• [Document segment]
================

The trouble is...People aren't hungry on your schedule.  Prison visits may be the same time as your tee time.  A child getting dressed for school on the other side of town may very well coincide with your quiet time.  Sickness does not afflict at times when your kids do not have soccer practice.

Our quest for the perfect life may very well result in an empty life.

On our trip this year, we went to Costa Rica with no real plan for service and no projects to manage, participate in, and critique.  At the most basic level, it was very difficult for me, the master of inflexibility.

Through prayer and counsel, I have come to learn that we are here to love.  We are here to help the helpless, to comfort the afflicted, and to encourage the downtrodden.  We are here to pray for the hopeless, to sense discomfort, to notice pain.  But in all these things, there is no plan, no project, and no schedule.

There is a simplicity in love.  It boils down to this...

We are available.

Are you available to love?

Have a great day.  Bill

Monday, November 25, 2013

The Christian life - Pray specifically, work doggedly, venture willingly, love passionately

As has been our tradition during our three family missions in Costa Rica, we usually end our day with a reading of a chapter from a missionary biography.  This year, Vickie brought "Hudson Taylor."

We've done a night-time family devotional since Bradley was very little, and we've continued up to the present day.  During these years, I can't say that all the devotionals have been listened to intently.  Drowsiness, a late hour, a grumpy leader (me) :), and bad attitudes from time to time have diminished their effectiveness.  However, I can say that all our family members have enjoyed these missionary stories, and have gained inspiration for what we're doing with the life of our family.

In the three chapters we've read so far, Hudson Taylor has crossed the line of faith and become a passionate follower of Jesus Christ.  He has learned the importance of having a friend in ministry (his sister).  He has received his mission (inland China) through a consistent prayer life.  He has come to understand the difficulty of what he has been given (the Opium Wars has left the Chinese filled with hate against the "white barbarians" as they called the British.  He has begun to prepare himself for his mission by working passionately to a) learn Chinese, b) improve his physical fitness for the journey to China and the terrain in China, c) learn the Chinese culture by voraciously reading everything he could get his hands on, d) praying regularly for God to lead Him.

What can my family and I learn from Hudson Taylor?

1)  Amazing is defined as causing great surprise or wonder; astonishing. Our family is not amazing.  We are generally speaking, an average family. We must work doggedly to accomplish anything of value for the Lord.

2)  We are to be grateful for the opportunity to be involved in ministry with family.  To have partners in ministry is one thing, to be with family is a rich blessing.

3) We must understand that the world despises the Christian message.  This manifests itself in dismissal, denial, and sometimes, hate.  We must respond to dismissal, denial, and hate, with love, love, and love.

================

• [Entries]

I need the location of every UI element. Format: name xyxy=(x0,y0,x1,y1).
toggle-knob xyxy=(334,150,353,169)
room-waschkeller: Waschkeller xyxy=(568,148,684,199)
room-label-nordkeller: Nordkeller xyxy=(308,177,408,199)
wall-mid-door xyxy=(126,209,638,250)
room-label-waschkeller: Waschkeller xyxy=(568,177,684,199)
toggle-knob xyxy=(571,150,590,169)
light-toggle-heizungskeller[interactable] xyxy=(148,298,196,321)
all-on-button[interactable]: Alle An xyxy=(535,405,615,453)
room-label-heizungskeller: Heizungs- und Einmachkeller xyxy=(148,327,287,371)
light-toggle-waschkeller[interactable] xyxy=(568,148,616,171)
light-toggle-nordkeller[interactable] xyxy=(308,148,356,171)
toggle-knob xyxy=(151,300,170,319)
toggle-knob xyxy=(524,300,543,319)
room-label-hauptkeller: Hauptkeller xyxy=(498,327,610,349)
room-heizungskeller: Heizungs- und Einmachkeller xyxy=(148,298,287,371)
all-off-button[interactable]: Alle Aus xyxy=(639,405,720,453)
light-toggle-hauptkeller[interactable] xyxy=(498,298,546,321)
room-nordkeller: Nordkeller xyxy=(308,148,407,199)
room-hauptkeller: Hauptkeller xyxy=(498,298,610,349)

================

• [Direction 1] Extract the passage of the blog post between "Our quest for" and "We are available.", inclusive.
• [Direction 2] Copy the records exactly, from their first line through the line that holds "light-toggle-waschkeller[interactable] xyxy=(568,148,616,171)", with both ends included.

• [Written reply 1]
Our quest for the perfect life may very well result in an empty life.

On our trip this year, we went to Costa Rica with no real plan for service and no projects to manage, participate in, and critique.  At the most basic level, it was very difficult for me, the master of inflexibility.

Through prayer and counsel, I have come to learn that we are here to love.  We are here to help the helpless, to comfort the afflicted, and to encourage the downtrodden.  We are here to pray for the hopeless, to sense discomfort, to notice pain.  But in all these things, there is no plan, no project, and no schedule.

There is a simplicity in love.  It boils down to this...

We are available.

• [Written reply 2]
I need the location of every UI element. Format: name xyxy=(x0,y0,x1,y1).
toggle-knob xyxy=(334,150,353,169)
room-waschkeller: Waschkeller xyxy=(568,148,684,199)
room-label-nordkeller: Nordkeller xyxy=(308,177,408,199)
wall-mid-door xyxy=(126,209,638,250)
room-label-waschkeller: Waschkeller xyxy=(568,177,684,199)
toggle-knob xyxy=(571,150,590,169)
light-toggle-heizungskeller[interactable] xyxy=(148,298,196,321)
all-on-button[interactable]: Alle An xyxy=(535,405,615,453)
room-label-heizungskeller: Heizungs- und Einmachkeller xyxy=(148,327,287,371)
light-toggle-waschkeller[interactable] xyxy=(568,148,616,171)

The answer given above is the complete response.